§ Given problem
Collect the lines of the entries where "xlabel" shows up.

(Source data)

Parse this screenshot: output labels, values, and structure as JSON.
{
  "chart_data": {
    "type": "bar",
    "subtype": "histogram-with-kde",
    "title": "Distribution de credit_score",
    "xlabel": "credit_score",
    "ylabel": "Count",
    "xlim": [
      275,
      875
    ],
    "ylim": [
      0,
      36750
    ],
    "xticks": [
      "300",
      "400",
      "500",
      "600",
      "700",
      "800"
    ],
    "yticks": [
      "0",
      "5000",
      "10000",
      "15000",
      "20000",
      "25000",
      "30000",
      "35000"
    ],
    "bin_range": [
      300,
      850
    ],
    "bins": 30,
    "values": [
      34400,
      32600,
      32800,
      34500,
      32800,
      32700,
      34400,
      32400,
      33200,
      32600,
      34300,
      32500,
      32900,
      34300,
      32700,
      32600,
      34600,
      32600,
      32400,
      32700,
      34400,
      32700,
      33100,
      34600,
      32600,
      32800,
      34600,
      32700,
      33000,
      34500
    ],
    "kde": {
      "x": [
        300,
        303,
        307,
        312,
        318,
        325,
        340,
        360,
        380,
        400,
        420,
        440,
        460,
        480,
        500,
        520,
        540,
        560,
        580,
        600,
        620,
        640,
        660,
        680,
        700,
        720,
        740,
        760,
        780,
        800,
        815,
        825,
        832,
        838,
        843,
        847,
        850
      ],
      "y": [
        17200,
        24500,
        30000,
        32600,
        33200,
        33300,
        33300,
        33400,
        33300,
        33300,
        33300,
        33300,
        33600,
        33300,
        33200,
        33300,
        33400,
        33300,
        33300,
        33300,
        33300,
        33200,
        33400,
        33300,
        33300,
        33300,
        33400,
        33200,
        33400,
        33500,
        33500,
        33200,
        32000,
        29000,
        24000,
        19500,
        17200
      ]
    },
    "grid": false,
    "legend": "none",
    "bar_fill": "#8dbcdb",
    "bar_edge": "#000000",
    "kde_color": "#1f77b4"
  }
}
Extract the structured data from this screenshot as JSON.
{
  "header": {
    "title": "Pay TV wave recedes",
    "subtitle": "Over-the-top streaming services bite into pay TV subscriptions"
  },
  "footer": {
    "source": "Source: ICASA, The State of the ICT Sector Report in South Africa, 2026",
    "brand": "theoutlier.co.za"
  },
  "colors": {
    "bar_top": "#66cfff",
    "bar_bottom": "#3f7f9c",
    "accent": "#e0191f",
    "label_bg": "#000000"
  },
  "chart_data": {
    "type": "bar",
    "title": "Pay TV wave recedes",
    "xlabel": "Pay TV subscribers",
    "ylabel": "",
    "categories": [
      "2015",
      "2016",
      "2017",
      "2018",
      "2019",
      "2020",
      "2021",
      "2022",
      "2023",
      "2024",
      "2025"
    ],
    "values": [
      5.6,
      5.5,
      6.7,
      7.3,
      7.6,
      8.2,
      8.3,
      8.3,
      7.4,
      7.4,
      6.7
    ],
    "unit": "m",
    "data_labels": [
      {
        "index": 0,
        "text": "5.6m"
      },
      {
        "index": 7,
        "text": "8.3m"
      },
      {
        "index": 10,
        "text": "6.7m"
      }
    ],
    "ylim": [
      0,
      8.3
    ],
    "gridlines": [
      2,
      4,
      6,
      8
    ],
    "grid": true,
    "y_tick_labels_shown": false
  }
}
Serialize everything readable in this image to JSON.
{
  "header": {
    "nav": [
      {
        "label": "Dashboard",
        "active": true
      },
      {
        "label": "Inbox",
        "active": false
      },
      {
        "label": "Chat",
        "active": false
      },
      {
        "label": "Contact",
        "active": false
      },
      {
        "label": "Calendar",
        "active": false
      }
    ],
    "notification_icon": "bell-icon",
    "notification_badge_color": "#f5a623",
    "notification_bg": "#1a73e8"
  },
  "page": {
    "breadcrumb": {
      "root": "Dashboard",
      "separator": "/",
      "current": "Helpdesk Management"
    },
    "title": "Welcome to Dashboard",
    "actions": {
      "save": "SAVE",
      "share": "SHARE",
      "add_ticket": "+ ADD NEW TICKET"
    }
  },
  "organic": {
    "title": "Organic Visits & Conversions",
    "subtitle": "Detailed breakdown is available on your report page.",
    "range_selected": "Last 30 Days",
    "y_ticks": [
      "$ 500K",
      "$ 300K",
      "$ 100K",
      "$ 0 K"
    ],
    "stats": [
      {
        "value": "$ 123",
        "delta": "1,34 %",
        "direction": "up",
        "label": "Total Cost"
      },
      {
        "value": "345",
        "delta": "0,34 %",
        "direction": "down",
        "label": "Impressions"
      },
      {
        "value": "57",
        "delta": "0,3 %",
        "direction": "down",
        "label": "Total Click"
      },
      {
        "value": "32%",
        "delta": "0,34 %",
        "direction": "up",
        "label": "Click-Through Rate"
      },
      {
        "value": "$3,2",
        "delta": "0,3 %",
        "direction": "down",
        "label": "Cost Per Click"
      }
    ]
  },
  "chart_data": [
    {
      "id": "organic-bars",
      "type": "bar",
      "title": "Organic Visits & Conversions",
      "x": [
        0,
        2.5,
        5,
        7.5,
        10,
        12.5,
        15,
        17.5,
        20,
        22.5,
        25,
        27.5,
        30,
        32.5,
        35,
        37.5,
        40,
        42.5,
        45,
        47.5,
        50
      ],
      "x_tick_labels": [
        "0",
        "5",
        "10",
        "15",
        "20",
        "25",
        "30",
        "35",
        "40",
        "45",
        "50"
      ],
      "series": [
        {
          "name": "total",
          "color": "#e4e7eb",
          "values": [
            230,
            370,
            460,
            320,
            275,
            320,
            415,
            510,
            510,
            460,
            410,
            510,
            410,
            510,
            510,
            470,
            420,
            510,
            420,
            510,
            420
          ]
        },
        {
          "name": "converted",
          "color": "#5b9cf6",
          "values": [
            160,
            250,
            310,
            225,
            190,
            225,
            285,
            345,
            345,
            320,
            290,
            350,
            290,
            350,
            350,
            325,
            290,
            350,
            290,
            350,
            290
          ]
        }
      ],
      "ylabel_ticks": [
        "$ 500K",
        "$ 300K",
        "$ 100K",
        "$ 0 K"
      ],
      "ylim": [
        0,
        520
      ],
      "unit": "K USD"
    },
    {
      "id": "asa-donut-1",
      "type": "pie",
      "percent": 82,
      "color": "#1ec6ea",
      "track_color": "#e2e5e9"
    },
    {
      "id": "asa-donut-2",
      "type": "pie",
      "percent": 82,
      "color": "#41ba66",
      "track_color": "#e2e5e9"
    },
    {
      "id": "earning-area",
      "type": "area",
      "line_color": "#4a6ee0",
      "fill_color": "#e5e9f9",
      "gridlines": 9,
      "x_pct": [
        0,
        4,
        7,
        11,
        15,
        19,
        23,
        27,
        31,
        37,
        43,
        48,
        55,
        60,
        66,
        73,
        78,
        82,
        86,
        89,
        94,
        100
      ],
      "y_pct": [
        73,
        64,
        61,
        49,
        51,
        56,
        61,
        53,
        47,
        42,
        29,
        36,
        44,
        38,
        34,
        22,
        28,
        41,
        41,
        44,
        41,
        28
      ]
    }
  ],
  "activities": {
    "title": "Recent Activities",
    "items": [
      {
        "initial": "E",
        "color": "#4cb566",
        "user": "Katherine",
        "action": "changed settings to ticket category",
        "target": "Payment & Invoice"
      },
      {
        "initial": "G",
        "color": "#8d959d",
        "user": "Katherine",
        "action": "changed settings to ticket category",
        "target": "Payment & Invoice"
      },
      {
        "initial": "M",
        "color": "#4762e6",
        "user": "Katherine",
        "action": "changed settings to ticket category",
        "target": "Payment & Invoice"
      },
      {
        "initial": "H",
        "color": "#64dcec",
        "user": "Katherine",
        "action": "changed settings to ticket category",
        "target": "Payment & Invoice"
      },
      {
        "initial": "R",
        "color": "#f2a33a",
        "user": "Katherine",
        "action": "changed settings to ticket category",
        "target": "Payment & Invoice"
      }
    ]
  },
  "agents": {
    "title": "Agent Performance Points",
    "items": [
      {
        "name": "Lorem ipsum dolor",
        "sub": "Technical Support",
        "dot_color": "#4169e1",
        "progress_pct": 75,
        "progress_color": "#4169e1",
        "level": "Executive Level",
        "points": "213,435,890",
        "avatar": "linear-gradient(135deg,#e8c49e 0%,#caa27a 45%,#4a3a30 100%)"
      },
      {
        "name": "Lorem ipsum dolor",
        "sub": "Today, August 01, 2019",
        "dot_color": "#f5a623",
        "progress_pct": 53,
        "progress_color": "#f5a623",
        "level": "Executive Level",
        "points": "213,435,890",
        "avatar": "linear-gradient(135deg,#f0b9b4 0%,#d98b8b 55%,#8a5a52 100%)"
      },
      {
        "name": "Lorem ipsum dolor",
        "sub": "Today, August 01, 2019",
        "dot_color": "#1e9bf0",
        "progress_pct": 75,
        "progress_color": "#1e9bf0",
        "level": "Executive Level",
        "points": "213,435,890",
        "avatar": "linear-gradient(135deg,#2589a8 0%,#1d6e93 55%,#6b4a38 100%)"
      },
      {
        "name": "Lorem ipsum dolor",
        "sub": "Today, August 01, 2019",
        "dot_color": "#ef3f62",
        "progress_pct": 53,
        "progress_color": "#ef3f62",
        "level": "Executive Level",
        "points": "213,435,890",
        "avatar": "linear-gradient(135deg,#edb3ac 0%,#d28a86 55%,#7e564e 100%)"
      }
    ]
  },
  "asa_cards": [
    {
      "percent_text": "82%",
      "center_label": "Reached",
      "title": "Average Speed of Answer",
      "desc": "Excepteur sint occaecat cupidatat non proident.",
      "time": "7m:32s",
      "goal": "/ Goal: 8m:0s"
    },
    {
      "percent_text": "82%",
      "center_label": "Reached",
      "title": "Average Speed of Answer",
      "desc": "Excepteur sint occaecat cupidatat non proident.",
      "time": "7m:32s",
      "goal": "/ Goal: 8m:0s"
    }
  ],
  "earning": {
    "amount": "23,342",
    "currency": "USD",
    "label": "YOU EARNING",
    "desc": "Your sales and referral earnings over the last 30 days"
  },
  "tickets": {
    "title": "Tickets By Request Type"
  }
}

§ Complete output
    "xlabel": "credit_score",
    "xlabel": "Pay TV subscribers",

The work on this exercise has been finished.